BEGIN PASSAGE FOR REVIEW
But we are still far from using the therapeutic arsenal at our disposal appropriately. We have known for a long time that the evolution of patients with myeloma is very uneven, probably due to the fact that the biological characteristics of the cancerous plasma cells vary greatly from patient to patient. It can be assumed that the efficacy of drugs will be different depending on whether the cellular processes they modify are critical or not for a particular myeloma. So I think one way forward in rationalising the way drugs are currently used is to design trials, involving biological studies of cancerous plasma cells, that are far more ambitious than those we are accustomed to in order to determine what characteristics differentiate the myelomas that respond from those that do not.
● Your area of specialisation is focused on understanding the disease's genetic basis. What do you think is the most important discovery made by your team with regard to the study of myeloma?
Given that the knowledge about the genomic basis of multiple myeloma that we have contributed is of modest proportions the most outstanding thing is probably to have observed, using advanced genomic techniques, that the clonal plasma cells of pre-malign entities such as monoclonal gammopathy of undetermined significance have the same genomic alterations as multiple myeloma. Why, from the genomic point of view, some apparently similar cells are capable of provoking multiple myeloma in some cases yet remain in an asymptomaticprocess in others is still an enigma in this pathology.
● How can the study of genetics help in improving current treatments for multiple myeloma?
It is true that therapeutic developments sometimes follow very different paths from those of advances in knowledge about the disease's biology, specifically, genomic alterations. In fact, the mechanisms of action often become apparent much after having demonstrated the efficacy of the therapeutic agent. Having said that, it is undoubtedly true that the more we know about the genomic characteristics of the myeloma cell the more progress we can make in curing this disease.
END PASSAGE FOR REVIEW
BEGIN DATA TO EXAMINE
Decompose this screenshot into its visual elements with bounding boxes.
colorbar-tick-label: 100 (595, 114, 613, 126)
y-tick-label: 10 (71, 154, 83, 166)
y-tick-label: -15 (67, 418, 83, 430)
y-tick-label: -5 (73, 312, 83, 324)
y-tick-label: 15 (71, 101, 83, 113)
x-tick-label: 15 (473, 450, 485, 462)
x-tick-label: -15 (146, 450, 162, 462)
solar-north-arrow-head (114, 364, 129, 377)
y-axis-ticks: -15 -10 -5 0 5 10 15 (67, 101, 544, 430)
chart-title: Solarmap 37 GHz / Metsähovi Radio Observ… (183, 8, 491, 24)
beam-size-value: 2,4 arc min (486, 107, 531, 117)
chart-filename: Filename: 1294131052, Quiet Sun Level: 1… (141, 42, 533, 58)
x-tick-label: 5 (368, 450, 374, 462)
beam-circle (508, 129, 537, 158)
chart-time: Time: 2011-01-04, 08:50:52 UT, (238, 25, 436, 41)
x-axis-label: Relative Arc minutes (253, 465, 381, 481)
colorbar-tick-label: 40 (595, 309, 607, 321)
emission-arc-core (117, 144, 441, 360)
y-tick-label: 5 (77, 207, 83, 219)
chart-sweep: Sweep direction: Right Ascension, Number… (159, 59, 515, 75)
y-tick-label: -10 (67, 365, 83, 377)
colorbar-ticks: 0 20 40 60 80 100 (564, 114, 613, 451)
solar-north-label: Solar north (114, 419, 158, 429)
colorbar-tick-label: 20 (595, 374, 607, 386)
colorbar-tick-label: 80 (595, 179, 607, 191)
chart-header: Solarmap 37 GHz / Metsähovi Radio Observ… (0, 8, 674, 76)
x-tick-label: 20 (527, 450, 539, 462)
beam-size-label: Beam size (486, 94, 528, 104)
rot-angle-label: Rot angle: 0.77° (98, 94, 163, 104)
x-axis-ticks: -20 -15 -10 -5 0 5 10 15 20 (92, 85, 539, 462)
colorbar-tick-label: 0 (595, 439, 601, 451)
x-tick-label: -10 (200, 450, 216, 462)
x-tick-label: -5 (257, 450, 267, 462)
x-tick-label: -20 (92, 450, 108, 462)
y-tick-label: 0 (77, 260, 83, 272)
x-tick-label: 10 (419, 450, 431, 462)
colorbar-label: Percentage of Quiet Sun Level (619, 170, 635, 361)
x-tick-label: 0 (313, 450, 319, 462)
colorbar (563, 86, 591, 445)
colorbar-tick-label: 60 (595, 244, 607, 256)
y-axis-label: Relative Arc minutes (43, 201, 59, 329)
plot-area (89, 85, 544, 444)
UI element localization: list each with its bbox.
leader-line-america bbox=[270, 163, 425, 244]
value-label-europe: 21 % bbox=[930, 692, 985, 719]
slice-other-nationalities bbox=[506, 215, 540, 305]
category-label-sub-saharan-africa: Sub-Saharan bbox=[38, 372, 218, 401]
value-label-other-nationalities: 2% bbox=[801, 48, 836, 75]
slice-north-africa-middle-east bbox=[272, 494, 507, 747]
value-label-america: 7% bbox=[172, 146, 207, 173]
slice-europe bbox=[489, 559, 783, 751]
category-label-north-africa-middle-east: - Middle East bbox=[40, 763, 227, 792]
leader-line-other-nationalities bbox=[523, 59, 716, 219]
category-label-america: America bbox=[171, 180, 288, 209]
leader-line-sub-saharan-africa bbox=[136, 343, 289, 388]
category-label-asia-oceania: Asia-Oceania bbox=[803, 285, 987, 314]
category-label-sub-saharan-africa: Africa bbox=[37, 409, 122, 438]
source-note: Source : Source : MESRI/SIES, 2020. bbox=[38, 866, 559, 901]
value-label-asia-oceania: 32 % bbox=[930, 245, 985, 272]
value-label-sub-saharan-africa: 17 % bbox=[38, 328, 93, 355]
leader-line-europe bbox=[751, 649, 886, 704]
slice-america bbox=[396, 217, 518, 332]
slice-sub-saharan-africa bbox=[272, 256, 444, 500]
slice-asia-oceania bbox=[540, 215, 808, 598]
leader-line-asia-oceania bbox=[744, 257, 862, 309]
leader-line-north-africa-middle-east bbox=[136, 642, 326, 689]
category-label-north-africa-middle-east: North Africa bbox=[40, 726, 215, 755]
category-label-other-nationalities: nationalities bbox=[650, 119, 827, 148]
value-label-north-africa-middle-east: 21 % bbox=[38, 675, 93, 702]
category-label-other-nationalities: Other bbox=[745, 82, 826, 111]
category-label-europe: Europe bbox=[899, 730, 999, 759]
END DATA TO EXAMINE
- **DIRECTIONS**
Please list each different noun that the word "genomic" describes in the myeloma interview, naming a repeated noun only once.

- **TASK RESPONSE**
basis
techniques
alterations
point of view
characteristics